Listed records:
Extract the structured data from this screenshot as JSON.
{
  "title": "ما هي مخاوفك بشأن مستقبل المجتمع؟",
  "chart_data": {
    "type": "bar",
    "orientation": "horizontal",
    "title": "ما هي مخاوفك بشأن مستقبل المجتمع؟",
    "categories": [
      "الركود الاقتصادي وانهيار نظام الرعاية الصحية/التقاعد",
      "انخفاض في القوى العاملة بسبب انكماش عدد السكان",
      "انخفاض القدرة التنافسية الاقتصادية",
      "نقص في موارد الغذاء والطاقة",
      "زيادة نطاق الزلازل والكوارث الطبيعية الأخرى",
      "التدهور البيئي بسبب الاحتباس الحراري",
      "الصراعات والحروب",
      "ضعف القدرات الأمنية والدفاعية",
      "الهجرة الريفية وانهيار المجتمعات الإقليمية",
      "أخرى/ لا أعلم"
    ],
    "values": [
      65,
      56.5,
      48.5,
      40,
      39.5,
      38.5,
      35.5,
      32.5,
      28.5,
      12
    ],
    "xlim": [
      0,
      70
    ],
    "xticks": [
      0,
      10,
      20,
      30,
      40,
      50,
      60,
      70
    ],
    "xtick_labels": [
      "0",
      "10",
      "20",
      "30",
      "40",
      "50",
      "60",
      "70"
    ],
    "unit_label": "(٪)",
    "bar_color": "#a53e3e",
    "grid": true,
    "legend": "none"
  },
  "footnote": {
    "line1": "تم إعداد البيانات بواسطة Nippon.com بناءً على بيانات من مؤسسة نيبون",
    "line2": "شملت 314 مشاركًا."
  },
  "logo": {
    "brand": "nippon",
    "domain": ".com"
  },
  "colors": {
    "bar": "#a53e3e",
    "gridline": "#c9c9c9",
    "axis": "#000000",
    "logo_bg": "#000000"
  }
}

Exercise objective:
Every line above should be printed again exactly as it stands.

Completed exercise:
Extract the structured data from this screenshot as JSON.
{
  "title": "ما هي مخاوفك بشأن مستقبل المجتمع؟",
  "chart_data": {
    "type": "bar",
    "orientation": "horizontal",
    "title": "ما هي مخاوفك بشأن مستقبل المجتمع؟",
    "categories": [
      "الركود الاقتصادي وانهيار نظام الرعاية الصحية/التقاعد",
      "انخفاض في القوى العاملة بسبب انكماش عدد السكان",
      "انخفاض القدرة التنافسية الاقتصادية",
      "نقص في موارد الغذاء والطاقة",
      "زيادة نطاق الزلازل والكوارث الطبيعية الأخرى",
      "التدهور البيئي بسبب الاحتباس الحراري",
      "الصراعات والحروب",
      "ضعف القدرات الأمنية والدفاعية",
      "الهجرة الريفية وانهيار المجتمعات الإقليمية",
      "أخرى/ لا أعلم"
    ],
    "values": [
      65,
      56.5,
      48.5,
      40,
      39.5,
      38.5,
      35.5,
      32.5,
      28.5,
      12
    ],
    "xlim": [
      0,
      70
    ],
    "xticks": [
      0,
      10,
      20,
      30,
      40,
      50,
      60,
      70
    ],
    "xtick_labels": [
      "0",
      "10",
      "20",
      "30",
      "40",
      "50",
      "60",
      "70"
    ],
    "unit_label": "(٪)",
    "bar_color": "#a53e3e",
    "grid": true,
    "legend": "none"
  },
  "footnote": {
    "line1": "تم إعداد البيانات بواسطة Nippon.com بناءً على بيانات من مؤسسة نيبون",
    "line2": "شملت 314 مشاركًا."
  },
  "logo": {
    "brand": "nippon",
    "domain": ".com"
  },
  "colors": {
    "bar": "#a53e3e",
    "gridline": "#c9c9c9",
    "axis": "#000000",
    "logo_bg": "#000000"
  }
}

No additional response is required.